§ PROBLEM
Extract all lines that hold the string "type".

§ DATASET EXCERPTS
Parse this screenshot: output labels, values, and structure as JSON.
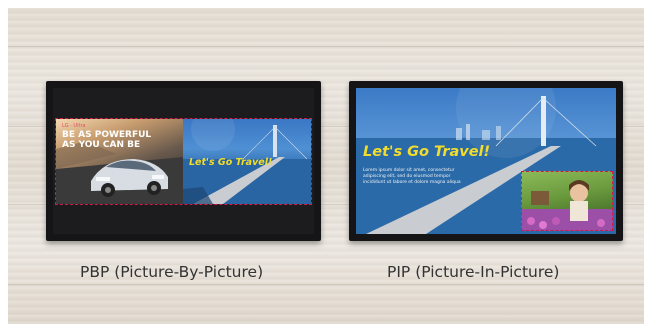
{
  "captions": {
    "pbp": "PBP (Picture-By-Picture)",
    "pip": "PIP (Picture-In-Picture)"
  },
  "pbp_screen": {
    "left_tag": "LG · Ultra",
    "left_headline_1": "BE AS POWERFUL",
    "left_headline_2": "AS YOU CAN BE",
    "right_title": "Let's Go Travel!"
  },
  "pip_screen": {
    "title": "Let's Go Travel!",
    "body_lines": [
      "Lorem ipsum dolor sit amet, consectetur",
      "adipiscing elit, sed do eiusmod tempor",
      "incididunt ut labore et dolore magna aliqua"
    ]
  },
  "colors": {
    "highlight_dashed_border": "#d01a4a",
    "title_yellow": "#f2dc2c",
    "bezel": "#151517"
  }
}
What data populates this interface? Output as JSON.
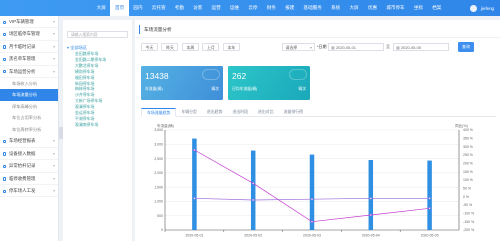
{
  "topnav": {
    "items": [
      "大屏",
      "首页",
      "园内",
      "云托管",
      "考勤",
      "访客",
      "运营",
      "运维",
      "云停",
      "财务",
      "报建",
      "基础服务",
      "系统",
      "大屏",
      "优惠",
      "城市停车",
      "坐标",
      "档案"
    ],
    "active_index": 1,
    "user": "jiefeng"
  },
  "sidebar": {
    "items": [
      {
        "label": "VIP车辆管理"
      },
      {
        "label": "场区临停车管理"
      },
      {
        "label": "月卡临时记录"
      },
      {
        "label": "黑名单车管理"
      },
      {
        "label": "车场运营分析"
      }
    ],
    "subitems": [
      {
        "label": "车场收入分析",
        "active": false
      },
      {
        "label": "车场流量分析",
        "active": true
      },
      {
        "label": "停车高峰分析",
        "active": false
      },
      {
        "label": "车位占用率分析",
        "active": false
      },
      {
        "label": "车位周转率分析",
        "active": false
      }
    ],
    "items_bottom": [
      {
        "label": "车场经营报表"
      },
      {
        "label": "设备接入数据"
      },
      {
        "label": "异常抬杆记录"
      },
      {
        "label": "临停收费管理"
      },
      {
        "label": "停车场人工发"
      }
    ]
  },
  "tree": {
    "search_placeholder": "请输入搜索内容",
    "root": "全部场区",
    "children": [
      "金田路停车场",
      "金田路二期停车场",
      "大鹏北停车场",
      "横岗停车场",
      "福田停车场",
      "新园停车场",
      "梅林停车场",
      "沙井停车场",
      "大新广场停车场",
      "观澜停车场",
      "金运停车场",
      "平湖停车场",
      "观澜南停车场"
    ]
  },
  "page": {
    "title": "车场流量分析",
    "quick_buttons": [
      "今天",
      "昨天",
      "本周",
      "上月",
      "本年"
    ],
    "select_value": "请选择",
    "filter_label": "*日期",
    "date_start": "2020-05-01",
    "date_sep": "至",
    "date_end": "2020-05-05",
    "search_label": "查询"
  },
  "cards": [
    {
      "value": "13438",
      "label": "车流量(辆)",
      "mark": "辆次",
      "color": "#4a9fdf"
    },
    {
      "value": "262",
      "label": "日均车流量(辆)",
      "mark": "辆次",
      "color": "#22b8c2"
    }
  ],
  "tabs": {
    "items": [
      "车场流量趋势",
      "车辆分型",
      "进出趋势",
      "进出时段",
      "进出对比",
      "流量排行榜"
    ],
    "active_index": 0
  },
  "chart_data": {
    "type": "bar",
    "ylabel": "车流量(辆)",
    "y2label": "同比(%)",
    "categories": [
      "2020-05-01",
      "2020-05-02",
      "2020-05-03",
      "2020-05-04",
      "2020-05-05"
    ],
    "ylim": [
      0,
      3500
    ],
    "yticks": [
      "0",
      "500",
      "1,000",
      "1,500",
      "2,000",
      "2,500",
      "3,000",
      "3,500"
    ],
    "y2lim": [
      -200,
      400
    ],
    "y2ticks": [
      "-200 %",
      "-150 %",
      "-100 %",
      "-50 %",
      "0 %",
      "50 %",
      "100 %",
      "150 %",
      "200 %",
      "250 %",
      "300 %",
      "350 %",
      "400 %"
    ],
    "series": [
      {
        "type": "bar",
        "values": [
          3200,
          2780,
          2640,
          2450,
          2430
        ],
        "color": "#2f8fe2"
      },
      {
        "type": "line",
        "values": [
          280,
          80,
          -150,
          -110,
          -70
        ],
        "color": "#c43ad0"
      },
      {
        "type": "line",
        "values": [
          -10,
          -20,
          -15,
          -10,
          -10
        ],
        "color": "#9b6bd9"
      }
    ]
  }
}
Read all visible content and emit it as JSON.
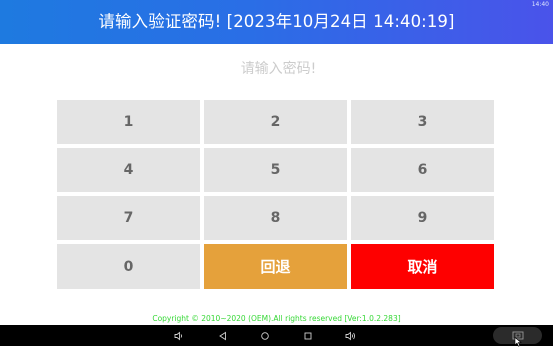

§ RESPONSE FOR THIS EXERCISE
    "type": "bar",
        "type": "bar",
        "type": "line",
        "type": "line",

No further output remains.